**TASK INSTRUCTIONS:** Your answer should be one number: how many lines of the records hold the string "Adjusting".

**RECORDS TO USE:**
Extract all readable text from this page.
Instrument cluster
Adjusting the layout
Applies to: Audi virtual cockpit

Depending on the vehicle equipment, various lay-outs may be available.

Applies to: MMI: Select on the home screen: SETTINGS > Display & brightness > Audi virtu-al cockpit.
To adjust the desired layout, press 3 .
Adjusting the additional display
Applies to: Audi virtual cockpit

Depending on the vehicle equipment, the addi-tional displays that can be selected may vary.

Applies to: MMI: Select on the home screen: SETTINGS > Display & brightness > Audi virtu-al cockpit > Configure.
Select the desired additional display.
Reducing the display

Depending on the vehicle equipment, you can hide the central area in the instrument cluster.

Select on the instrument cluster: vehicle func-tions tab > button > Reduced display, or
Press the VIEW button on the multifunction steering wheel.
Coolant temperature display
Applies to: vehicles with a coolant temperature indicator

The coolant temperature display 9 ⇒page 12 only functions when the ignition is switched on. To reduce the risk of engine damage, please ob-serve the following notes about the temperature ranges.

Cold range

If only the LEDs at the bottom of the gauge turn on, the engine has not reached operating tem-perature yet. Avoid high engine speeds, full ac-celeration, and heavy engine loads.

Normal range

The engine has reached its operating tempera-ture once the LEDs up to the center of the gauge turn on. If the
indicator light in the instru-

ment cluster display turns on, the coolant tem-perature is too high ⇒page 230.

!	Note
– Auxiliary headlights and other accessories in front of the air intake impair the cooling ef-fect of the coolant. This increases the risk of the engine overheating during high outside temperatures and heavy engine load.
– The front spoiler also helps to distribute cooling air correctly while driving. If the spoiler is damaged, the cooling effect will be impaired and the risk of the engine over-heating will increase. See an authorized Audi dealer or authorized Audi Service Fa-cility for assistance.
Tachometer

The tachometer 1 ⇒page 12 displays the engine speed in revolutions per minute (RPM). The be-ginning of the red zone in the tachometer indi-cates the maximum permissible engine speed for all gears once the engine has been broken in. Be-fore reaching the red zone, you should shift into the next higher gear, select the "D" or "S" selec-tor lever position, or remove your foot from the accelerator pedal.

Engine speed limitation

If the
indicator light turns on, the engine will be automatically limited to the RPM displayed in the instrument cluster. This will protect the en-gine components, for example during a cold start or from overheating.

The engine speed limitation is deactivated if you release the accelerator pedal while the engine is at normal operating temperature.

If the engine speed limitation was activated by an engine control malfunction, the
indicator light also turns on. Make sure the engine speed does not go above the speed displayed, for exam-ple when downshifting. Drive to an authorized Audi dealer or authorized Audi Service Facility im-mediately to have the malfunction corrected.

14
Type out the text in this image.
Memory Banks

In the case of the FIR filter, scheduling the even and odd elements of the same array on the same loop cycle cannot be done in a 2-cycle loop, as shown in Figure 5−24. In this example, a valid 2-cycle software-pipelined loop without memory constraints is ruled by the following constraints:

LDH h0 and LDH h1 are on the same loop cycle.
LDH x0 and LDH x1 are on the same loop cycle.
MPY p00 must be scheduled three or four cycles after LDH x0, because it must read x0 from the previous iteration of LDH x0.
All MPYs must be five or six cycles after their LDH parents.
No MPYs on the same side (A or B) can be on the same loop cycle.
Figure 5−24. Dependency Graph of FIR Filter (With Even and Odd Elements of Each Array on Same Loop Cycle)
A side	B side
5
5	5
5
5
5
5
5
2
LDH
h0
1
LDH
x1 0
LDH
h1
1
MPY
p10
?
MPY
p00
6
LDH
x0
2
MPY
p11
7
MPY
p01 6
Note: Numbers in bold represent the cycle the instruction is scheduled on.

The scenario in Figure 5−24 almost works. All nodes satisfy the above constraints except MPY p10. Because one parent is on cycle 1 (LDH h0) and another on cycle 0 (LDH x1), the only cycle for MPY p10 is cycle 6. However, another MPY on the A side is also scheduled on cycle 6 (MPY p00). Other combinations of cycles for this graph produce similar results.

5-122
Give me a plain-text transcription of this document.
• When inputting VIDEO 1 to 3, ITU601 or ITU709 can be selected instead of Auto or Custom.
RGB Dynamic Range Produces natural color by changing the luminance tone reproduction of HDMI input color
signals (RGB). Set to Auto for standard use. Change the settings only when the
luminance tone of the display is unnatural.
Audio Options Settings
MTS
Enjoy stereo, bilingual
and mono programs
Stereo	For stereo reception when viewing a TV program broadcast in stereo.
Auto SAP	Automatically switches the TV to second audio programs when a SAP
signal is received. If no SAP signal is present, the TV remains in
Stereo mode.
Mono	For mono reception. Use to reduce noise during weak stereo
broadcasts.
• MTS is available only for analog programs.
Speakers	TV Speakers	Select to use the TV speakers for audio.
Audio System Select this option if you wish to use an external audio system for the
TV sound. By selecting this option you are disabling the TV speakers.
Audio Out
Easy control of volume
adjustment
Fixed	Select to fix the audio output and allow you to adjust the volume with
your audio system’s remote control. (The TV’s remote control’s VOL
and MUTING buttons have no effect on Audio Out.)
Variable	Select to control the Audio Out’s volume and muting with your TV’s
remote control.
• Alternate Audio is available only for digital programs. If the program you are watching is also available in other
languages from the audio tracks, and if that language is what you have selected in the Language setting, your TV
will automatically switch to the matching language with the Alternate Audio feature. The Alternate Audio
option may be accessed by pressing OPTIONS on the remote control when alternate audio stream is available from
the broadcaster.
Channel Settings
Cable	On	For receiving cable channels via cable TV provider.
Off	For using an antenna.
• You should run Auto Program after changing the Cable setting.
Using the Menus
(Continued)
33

**THE RESULT:** 2